- _WHAT YOU ARE ASKED TO DO_
Leave out the images; return the rest of the data exactly.

- _INPUT_
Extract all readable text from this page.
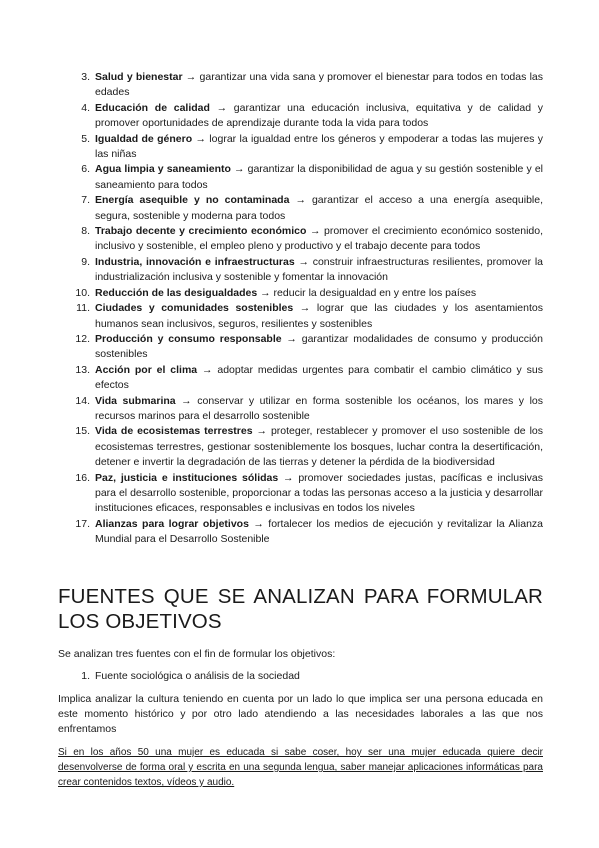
3. Salud y bienestar → garantizar una vida sana y promover el bienestar para todos en todas las edades
4. Educación de calidad → garantizar una educación inclusiva, equitativa y de calidad y promover oportunidades de aprendizaje durante toda la vida para todos
5. Igualdad de género → lograr la igualdad entre los géneros y empoderar a todas las mujeres y las niñas
6. Agua limpia y saneamiento → garantizar la disponibilidad de agua y su gestión sostenible y el saneamiento para todos
7. Energía asequible y no contaminada → garantizar el acceso a una energía asequible, segura, sostenible y moderna para todos
8. Trabajo decente y crecimiento económico → promover el crecimiento económico sostenido, inclusivo y sostenible, el empleo pleno y productivo y el trabajo decente para todos
9. Industria, innovación e infraestructuras → construir infraestructuras resilientes, promover la industrialización inclusiva y sostenible y fomentar la innovación
10. Reducción de las desigualdades → reducir la desigualdad en y entre los países
11. Ciudades y comunidades sostenibles → lograr que las ciudades y los asentamientos humanos sean inclusivos, seguros, resilientes y sostenibles
12. Producción y consumo responsable → garantizar modalidades de consumo y producción sostenibles
13. Acción por el clima → adoptar medidas urgentes para combatir el cambio climático y sus efectos
14. Vida submarina → conservar y utilizar en forma sostenible los océanos, los mares y los recursos marinos para el desarrollo sostenible
15. Vida de ecosistemas terrestres → proteger, restablecer y promover el uso sostenible de los ecosistemas terrestres, gestionar sosteniblemente los bosques, luchar contra la desertificación, detener e invertir la degradación de las tierras y detener la pérdida de la biodiversidad
16. Paz, justicia e instituciones sólidas → promover sociedades justas, pacíficas e inclusivas para el desarrollo sostenible, proporcionar a todas las personas acceso a la justicia y desarrollar instituciones eficaces, responsables e inclusivas en todos los niveles
17. Alianzas para lograr objetivos → fortalecer los medios de ejecución y revitalizar la Alianza Mundial para el Desarrollo Sostenible
FUENTES QUE SE ANALIZAN PARA FORMULAR LOS OBJETIVOS

Se analizan tres fuentes con el fin de formular los objetivos:

1. Fuente sociológica o análisis de la sociedad

Implica analizar la cultura teniendo en cuenta por un lado lo que implica ser una persona educada en este momento histórico y por otro lado atendiendo a las necesidades laborales a las que nos enfrentamos

Si en los años 50 una mujer es educada si sabe coser, hoy ser una mujer educada quiere decir desenvolverse de forma oral y escrita en una segunda lengua, saber manejar aplicaciones informáticas para crear contenidos textos, vídeos y audio.
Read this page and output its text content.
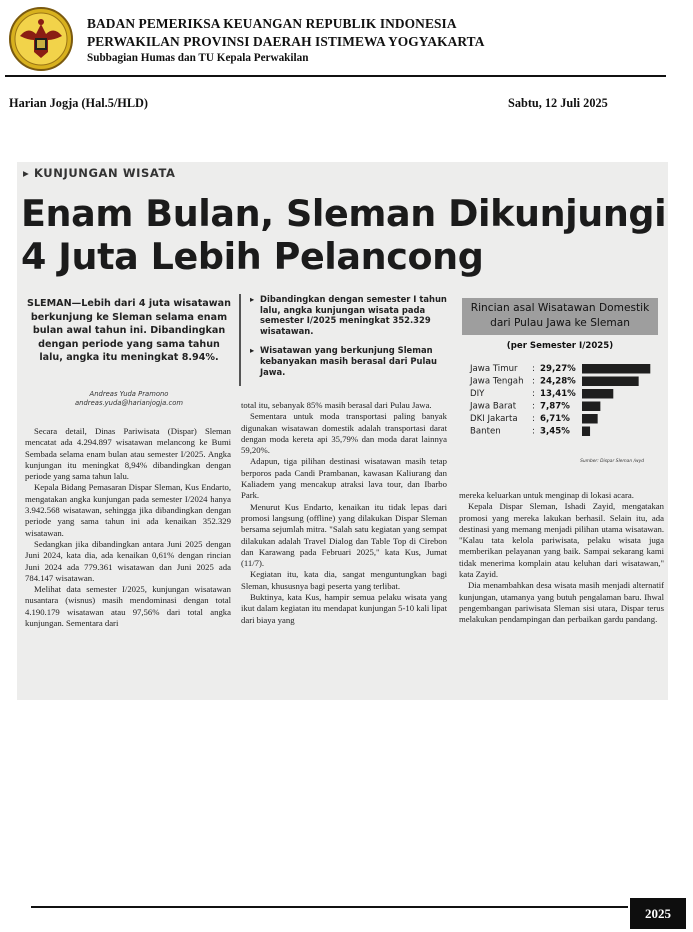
BADAN PEMERIKSA KEUANGAN REPUBLIK INDONESIA
PERWAKILAN PROVINSI DAERAH ISTIMEWA YOGYAKARTA
Subbagian Humas dan TU Kepala Perwakilan
Harian Jogja (Hal.5/HLD)	Sabtu, 12 Juli 2025
▸ KUNJUNGAN WISATA
Enam Bulan, Sleman Dikunjungi
4 Juta Lebih Pelancong
SLEMAN—Lebih dari 4 juta wisatawan berkunjung ke Sleman selama enam bulan awal tahun ini. Dibandingkan dengan periode yang sama tahun lalu, angka itu meningkat 8.94%.
Andreas Yuda Pramono
andreas.yuda@harianjogja.com

▸ Dibandingkan dengan semester I tahun lalu, angka kunjungan wisata pada semester I/2025 meningkat 352.329 wisatawan.

▸ Wisatawan yang berkunjung Sleman kebanyakan masih berasal dari Pulau Jawa.

Rincian asal Wisatawan Domestik dari Pulau Jawa ke Sleman
(per Semester I/2025)
Jawa Timur : 29,27%
Jawa Tengah : 24,28%
DIY	: 13,41%
Jawa Barat : 7,87%
DKI Jakarta : 6,71%
Banten	: 3,45%
Sumber: Dispar Sleman /wyd

Secara detail, Dinas Pariwisata (Dispar) Sleman mencatat ada 4.294.897 wisatawan melancong ke Bumi Sembada selama enam bulan atau semester I/2025. Angka kunjungan itu meningkat 8,94% dibandingkan dengan periode yang sama tahun lalu.

Kepala Bidang Pemasaran Dispar Sleman, Kus Endarto, mengatakan angka kunjungan pada semester I/2024 hanya 3.942.568 wisatawan, sehingga jika dibandingkan dengan periode yang sama tahun ini ada kenaikan 352.329 wisatawan.

Sedangkan jika dibandingkan antara Juni 2025 dengan Juni 2024, kata dia, ada kenaikan 0,61% dengan rincian Juni 2024 ada 779.361 wisatawan dan Juni 2025 ada 784.147 wisatawan.

Melihat data semester I/2025, kunjungan wisatawan nusantara (wisnus) masih mendominasi dengan total 4.190.179 wisatawan atau 97,56% dari total angka kunjungan. Sementara dari

total itu, sebanyak 85% masih berasal dari Pulau Jawa.

Sementara untuk moda transportasi paling banyak digunakan wisatawan domestik adalah transportasi darat dengan moda kereta api 35,79% dan moda darat lainnya 59,20%.

Adapun, tiga pilihan destinasi wisatawan masih tetap berporos pada Candi Prambanan, kawasan Kaliurang dan Kaliadem yang mencakup atraksi lava tour, dan Ibarbo Park.

Menurut Kus Endarto, kenaikan itu tidak lepas dari promosi langsung (offline) yang dilakukan Dispar Sleman bersama sejumlah mitra. "Salah satu kegiatan yang sempat dilakukan adalah Travel Dialog dan Table Top di Cirebon dan Karawang pada Februari 2025," kata Kus, Jumat (11/7).

Kegiatan itu, kata dia, sangat menguntungkan bagi Sleman, khususnya bagi peserta yang terlibat.

Buktinya, kata Kus, hampir semua pelaku wisata yang ikut dalam kegiatan itu mendapat kunjungan 5-10 kali lipat dari biaya yang

mereka keluarkan untuk menginap di lokasi acara.

Kepala Dispar Sleman, Ishadi Zayid, mengatakan promosi yang mereka lakukan berhasil. Selain itu, ada destinasi yang memang menjadi pilihan utama wisatawan. "Kalau tata kelola pariwisata, pelaku wisata juga memberikan pelayanan yang baik. Sampai sekarang kami tidak menerima komplain atau keluhan dari wisatawan," kata Zayid.

Dia menambahkan desa wisata masih menjadi alternatif kunjungan, utamanya yang butuh pengalaman baru. Ihwal pengembangan pariwisata Sleman sisi utara, Dispar terus melakukan pendampingan dan perbaikan gardu pandang.

2025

- _WORKED SOLUTION_
Extract all readable text from this page.
3. Salud y bienestar → garantizar una vida sana y promover el bienestar para todos en todas las edades
4. Educación de calidad → garantizar una educación inclusiva, equitativa y de calidad y promover oportunidades de aprendizaje durante toda la vida para todos
5. Igualdad de género → lograr la igualdad entre los géneros y empoderar a todas las mujeres y las niñas
6. Agua limpia y saneamiento → garantizar la disponibilidad de agua y su gestión sostenible y el saneamiento para todos
7. Energía asequible y no contaminada → garantizar el acceso a una energía asequible, segura, sostenible y moderna para todos
8. Trabajo decente y crecimiento económico → promover el crecimiento económico sostenido, inclusivo y sostenible, el empleo pleno y productivo y el trabajo decente para todos
9. Industria, innovación e infraestructuras → construir infraestructuras resilientes, promover la industrialización inclusiva y sostenible y fomentar la innovación
10. Reducción de las desigualdades → reducir la desigualdad en y entre los países
11. Ciudades y comunidades sostenibles → lograr que las ciudades y los asentamientos humanos sean inclusivos, seguros, resilientes y sostenibles
12. Producción y consumo responsable → garantizar modalidades de consumo y producción sostenibles
13. Acción por el clima → adoptar medidas urgentes para combatir el cambio climático y sus efectos
14. Vida submarina → conservar y utilizar en forma sostenible los océanos, los mares y los recursos marinos para el desarrollo sostenible
15. Vida de ecosistemas terrestres → proteger, restablecer y promover el uso sostenible de los ecosistemas terrestres, gestionar sosteniblemente los bosques, luchar contra la desertificación, detener e invertir la degradación de las tierras y detener la pérdida de la biodiversidad
16. Paz, justicia e instituciones sólidas → promover sociedades justas, pacíficas e inclusivas para el desarrollo sostenible, proporcionar a todas las personas acceso a la justicia y desarrollar instituciones eficaces, responsables e inclusivas en todos los niveles
17. Alianzas para lograr objetivos → fortalecer los medios de ejecución y revitalizar la Alianza Mundial para el Desarrollo Sostenible
FUENTES QUE SE ANALIZAN PARA FORMULAR LOS OBJETIVOS

Se analizan tres fuentes con el fin de formular los objetivos:

1. Fuente sociológica o análisis de la sociedad

Implica analizar la cultura teniendo en cuenta por un lado lo que implica ser una persona educada en este momento histórico y por otro lado atendiendo a las necesidades laborales a las que nos enfrentamos

Si en los años 50 una mujer es educada si sabe coser, hoy ser una mujer educada quiere decir desenvolverse de forma oral y escrita en una segunda lengua, saber manejar aplicaciones informáticas para crear contenidos textos, vídeos y audio.
Read this page and output its text content.
BADAN PEMERIKSA KEUANGAN REPUBLIK INDONESIA
PERWAKILAN PROVINSI DAERAH ISTIMEWA YOGYAKARTA
Subbagian Humas dan TU Kepala Perwakilan
Harian Jogja (Hal.5/HLD)	Sabtu, 12 Juli 2025
▸ KUNJUNGAN WISATA
Enam Bulan, Sleman Dikunjungi
4 Juta Lebih Pelancong
SLEMAN—Lebih dari 4 juta wisatawan berkunjung ke Sleman selama enam bulan awal tahun ini. Dibandingkan dengan periode yang sama tahun lalu, angka itu meningkat 8.94%.
Andreas Yuda Pramono
andreas.yuda@harianjogja.com

▸ Dibandingkan dengan semester I tahun lalu, angka kunjungan wisata pada semester I/2025 meningkat 352.329 wisatawan.

▸ Wisatawan yang berkunjung Sleman kebanyakan masih berasal dari Pulau Jawa.

Rincian asal Wisatawan Domestik dari Pulau Jawa ke Sleman
(per Semester I/2025)
Jawa Timur : 29,27%
Jawa Tengah : 24,28%
DIY	: 13,41%
Jawa Barat : 7,87%
DKI Jakarta : 6,71%
Banten	: 3,45%
Sumber: Dispar Sleman /wyd

Secara detail, Dinas Pariwisata (Dispar) Sleman mencatat ada 4.294.897 wisatawan melancong ke Bumi Sembada selama enam bulan atau semester I/2025. Angka kunjungan itu meningkat 8,94% dibandingkan dengan periode yang sama tahun lalu.

Kepala Bidang Pemasaran Dispar Sleman, Kus Endarto, mengatakan angka kunjungan pada semester I/2024 hanya 3.942.568 wisatawan, sehingga jika dibandingkan dengan periode yang sama tahun ini ada kenaikan 352.329 wisatawan.

Sedangkan jika dibandingkan antara Juni 2025 dengan Juni 2024, kata dia, ada kenaikan 0,61% dengan rincian Juni 2024 ada 779.361 wisatawan dan Juni 2025 ada 784.147 wisatawan.

Melihat data semester I/2025, kunjungan wisatawan nusantara (wisnus) masih mendominasi dengan total 4.190.179 wisatawan atau 97,56% dari total angka kunjungan. Sementara dari

total itu, sebanyak 85% masih berasal dari Pulau Jawa.

Sementara untuk moda transportasi paling banyak digunakan wisatawan domestik adalah transportasi darat dengan moda kereta api 35,79% dan moda darat lainnya 59,20%.

Adapun, tiga pilihan destinasi wisatawan masih tetap berporos pada Candi Prambanan, kawasan Kaliurang dan Kaliadem yang mencakup atraksi lava tour, dan Ibarbo Park.

Menurut Kus Endarto, kenaikan itu tidak lepas dari promosi langsung (offline) yang dilakukan Dispar Sleman bersama sejumlah mitra. "Salah satu kegiatan yang sempat dilakukan adalah Travel Dialog dan Table Top di Cirebon dan Karawang pada Februari 2025," kata Kus, Jumat (11/7).

Kegiatan itu, kata dia, sangat menguntungkan bagi Sleman, khususnya bagi peserta yang terlibat.

Buktinya, kata Kus, hampir semua pelaku wisata yang ikut dalam kegiatan itu mendapat kunjungan 5-10 kali lipat dari biaya yang

mereka keluarkan untuk menginap di lokasi acara.

Kepala Dispar Sleman, Ishadi Zayid, mengatakan promosi yang mereka lakukan berhasil. Selain itu, ada destinasi yang memang menjadi pilihan utama wisatawan. "Kalau tata kelola pariwisata, pelaku wisata juga memberikan pelayanan yang baik. Sampai sekarang kami tidak menerima komplain atau keluhan dari wisatawan," kata Zayid.

Dia menambahkan desa wisata masih menjadi alternatif kunjungan, utamanya yang butuh pengalaman baru. Ihwal pengembangan pariwisata Sleman sisi utara, Dispar terus melakukan pendampingan dan perbaikan gardu pandang.

2025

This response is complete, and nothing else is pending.